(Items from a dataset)
= = = =

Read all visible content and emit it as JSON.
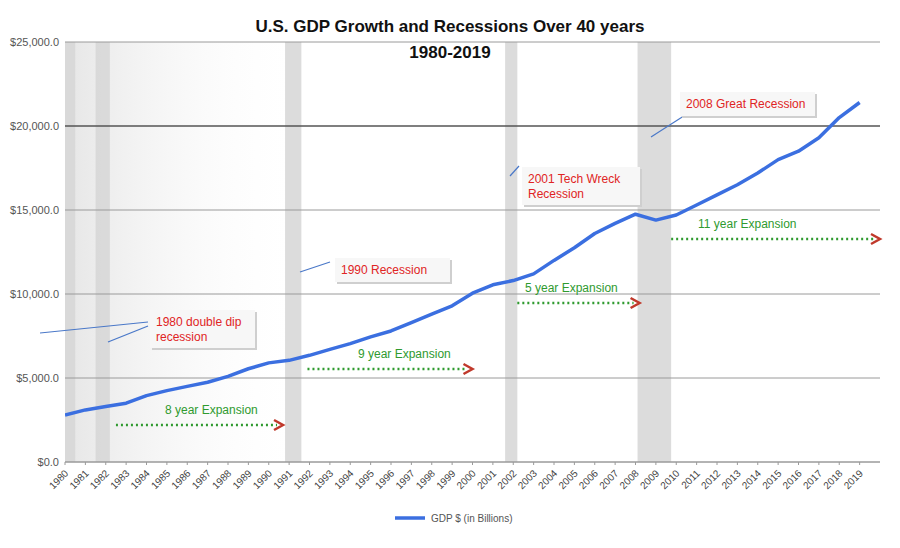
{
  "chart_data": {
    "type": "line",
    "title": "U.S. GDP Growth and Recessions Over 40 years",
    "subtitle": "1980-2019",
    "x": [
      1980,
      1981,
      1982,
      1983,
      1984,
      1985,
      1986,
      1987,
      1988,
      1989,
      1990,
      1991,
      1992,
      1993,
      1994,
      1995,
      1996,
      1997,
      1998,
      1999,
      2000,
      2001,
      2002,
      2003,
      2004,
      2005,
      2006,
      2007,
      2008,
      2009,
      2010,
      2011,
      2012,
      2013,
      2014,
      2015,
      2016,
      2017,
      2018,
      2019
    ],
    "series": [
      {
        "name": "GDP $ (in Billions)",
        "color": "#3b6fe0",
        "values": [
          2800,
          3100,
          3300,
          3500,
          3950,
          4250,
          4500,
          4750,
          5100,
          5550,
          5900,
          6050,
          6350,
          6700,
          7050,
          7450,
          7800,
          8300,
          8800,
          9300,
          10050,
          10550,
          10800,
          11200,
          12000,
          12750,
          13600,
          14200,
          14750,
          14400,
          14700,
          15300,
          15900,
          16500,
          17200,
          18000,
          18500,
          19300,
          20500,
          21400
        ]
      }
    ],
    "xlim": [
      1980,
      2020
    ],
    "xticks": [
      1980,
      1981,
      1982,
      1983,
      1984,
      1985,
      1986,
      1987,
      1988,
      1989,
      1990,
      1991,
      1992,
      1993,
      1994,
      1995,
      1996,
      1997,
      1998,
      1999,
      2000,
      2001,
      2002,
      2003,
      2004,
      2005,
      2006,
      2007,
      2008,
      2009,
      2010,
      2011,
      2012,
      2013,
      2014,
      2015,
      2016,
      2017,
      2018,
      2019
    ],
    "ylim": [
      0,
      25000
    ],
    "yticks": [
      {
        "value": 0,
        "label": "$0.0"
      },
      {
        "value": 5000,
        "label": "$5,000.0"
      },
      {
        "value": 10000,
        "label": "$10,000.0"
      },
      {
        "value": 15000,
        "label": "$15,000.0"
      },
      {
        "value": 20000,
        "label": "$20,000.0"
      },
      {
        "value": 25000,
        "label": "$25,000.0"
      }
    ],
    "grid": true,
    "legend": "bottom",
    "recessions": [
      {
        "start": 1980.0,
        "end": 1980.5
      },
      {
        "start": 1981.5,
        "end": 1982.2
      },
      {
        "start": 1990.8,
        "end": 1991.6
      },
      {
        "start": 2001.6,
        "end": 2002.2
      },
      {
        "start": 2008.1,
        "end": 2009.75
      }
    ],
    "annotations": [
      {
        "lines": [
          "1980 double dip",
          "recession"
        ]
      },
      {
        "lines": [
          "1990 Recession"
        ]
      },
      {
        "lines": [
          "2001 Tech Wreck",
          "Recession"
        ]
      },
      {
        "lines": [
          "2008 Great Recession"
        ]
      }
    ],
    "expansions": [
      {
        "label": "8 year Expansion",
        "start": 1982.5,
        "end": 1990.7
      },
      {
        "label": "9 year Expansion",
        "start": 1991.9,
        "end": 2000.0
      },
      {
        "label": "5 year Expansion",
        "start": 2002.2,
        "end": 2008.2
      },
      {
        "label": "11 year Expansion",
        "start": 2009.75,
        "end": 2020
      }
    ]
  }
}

= = = =

YOUR OBJECTIVE: Copy out every line in the entries above that holds "start".

COMPLETED TASK:
        "start": 1980.0,
        "start": 1981.5,
        "start": 1990.8,
        "start": 2001.6,
        "start": 2008.1,
        "start": 1982.5,
        "start": 1991.9,
        "start": 2002.2,
        "start": 2009.75,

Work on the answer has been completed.